Short problem: How many lines in these records hold the string "Leonardo"? Reply with the number alone.

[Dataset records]
((

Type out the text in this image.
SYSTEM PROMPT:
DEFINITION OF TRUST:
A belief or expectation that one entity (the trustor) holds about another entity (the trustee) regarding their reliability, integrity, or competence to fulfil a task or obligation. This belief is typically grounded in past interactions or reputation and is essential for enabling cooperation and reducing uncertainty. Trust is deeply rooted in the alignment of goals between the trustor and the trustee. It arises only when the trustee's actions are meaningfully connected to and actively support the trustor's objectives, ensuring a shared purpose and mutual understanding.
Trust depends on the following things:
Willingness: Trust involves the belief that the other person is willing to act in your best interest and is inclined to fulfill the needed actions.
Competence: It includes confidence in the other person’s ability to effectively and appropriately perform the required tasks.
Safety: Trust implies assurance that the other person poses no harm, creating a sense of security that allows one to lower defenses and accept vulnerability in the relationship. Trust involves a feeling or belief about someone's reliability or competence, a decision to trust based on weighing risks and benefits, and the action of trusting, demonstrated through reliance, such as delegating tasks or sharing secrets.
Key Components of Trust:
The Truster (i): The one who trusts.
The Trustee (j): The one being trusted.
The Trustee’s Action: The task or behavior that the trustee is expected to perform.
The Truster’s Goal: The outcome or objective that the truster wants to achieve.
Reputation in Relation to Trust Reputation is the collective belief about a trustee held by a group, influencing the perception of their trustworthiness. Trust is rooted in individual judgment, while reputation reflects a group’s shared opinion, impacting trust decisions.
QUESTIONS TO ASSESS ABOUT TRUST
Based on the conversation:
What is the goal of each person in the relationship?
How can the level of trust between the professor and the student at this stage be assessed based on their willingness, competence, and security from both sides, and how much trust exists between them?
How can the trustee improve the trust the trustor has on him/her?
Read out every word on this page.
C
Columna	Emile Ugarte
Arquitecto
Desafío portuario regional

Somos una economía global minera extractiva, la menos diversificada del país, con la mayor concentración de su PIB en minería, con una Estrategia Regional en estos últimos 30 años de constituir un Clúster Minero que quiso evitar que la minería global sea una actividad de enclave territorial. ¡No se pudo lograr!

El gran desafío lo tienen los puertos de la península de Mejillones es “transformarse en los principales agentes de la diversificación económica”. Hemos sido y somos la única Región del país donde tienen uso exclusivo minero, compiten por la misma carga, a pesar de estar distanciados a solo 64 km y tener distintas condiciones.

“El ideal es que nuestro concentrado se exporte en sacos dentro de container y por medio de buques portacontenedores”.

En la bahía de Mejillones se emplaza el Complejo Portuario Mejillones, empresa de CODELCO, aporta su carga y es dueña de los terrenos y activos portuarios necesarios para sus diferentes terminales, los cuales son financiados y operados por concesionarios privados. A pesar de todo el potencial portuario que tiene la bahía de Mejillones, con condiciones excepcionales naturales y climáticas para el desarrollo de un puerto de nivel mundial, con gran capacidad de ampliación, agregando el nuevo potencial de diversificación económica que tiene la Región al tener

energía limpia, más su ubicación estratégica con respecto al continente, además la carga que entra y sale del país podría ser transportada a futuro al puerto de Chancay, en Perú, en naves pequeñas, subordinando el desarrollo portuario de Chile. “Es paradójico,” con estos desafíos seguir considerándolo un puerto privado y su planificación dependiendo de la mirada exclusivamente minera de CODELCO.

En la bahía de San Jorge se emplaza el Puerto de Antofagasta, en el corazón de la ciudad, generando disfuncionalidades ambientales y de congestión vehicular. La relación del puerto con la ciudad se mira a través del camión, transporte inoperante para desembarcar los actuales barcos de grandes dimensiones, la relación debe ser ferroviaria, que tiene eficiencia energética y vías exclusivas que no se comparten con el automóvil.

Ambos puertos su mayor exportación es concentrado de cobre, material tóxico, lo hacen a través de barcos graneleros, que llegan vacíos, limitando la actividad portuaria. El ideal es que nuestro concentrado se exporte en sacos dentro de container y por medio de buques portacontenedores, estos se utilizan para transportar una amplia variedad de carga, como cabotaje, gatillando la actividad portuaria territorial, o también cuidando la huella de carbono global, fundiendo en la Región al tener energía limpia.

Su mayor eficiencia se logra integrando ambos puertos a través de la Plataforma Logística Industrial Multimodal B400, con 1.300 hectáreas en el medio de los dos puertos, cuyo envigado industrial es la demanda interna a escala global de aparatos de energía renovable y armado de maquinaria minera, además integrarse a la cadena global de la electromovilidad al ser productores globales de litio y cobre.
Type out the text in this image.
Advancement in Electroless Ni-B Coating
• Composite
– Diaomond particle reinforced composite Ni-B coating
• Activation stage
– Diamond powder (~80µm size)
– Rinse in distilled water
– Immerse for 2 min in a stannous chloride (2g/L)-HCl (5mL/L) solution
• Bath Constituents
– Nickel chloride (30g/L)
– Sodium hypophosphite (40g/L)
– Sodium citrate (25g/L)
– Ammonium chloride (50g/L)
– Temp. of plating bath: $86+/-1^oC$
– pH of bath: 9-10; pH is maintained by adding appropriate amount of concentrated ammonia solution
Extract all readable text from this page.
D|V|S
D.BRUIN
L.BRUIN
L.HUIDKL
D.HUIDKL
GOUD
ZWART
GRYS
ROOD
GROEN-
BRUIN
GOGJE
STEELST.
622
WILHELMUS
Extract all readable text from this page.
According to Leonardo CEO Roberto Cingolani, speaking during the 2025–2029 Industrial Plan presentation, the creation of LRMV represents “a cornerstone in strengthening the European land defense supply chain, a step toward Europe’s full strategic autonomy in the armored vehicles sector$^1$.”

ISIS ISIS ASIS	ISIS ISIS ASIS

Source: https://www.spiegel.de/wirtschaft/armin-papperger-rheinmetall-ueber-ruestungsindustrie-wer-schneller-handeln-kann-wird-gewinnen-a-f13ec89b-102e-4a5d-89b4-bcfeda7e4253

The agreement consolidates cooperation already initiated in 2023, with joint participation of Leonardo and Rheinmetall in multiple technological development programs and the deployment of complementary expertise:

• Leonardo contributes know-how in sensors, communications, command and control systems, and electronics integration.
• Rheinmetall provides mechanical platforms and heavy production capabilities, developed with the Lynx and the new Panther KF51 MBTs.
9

))

Reply to the exercise: 3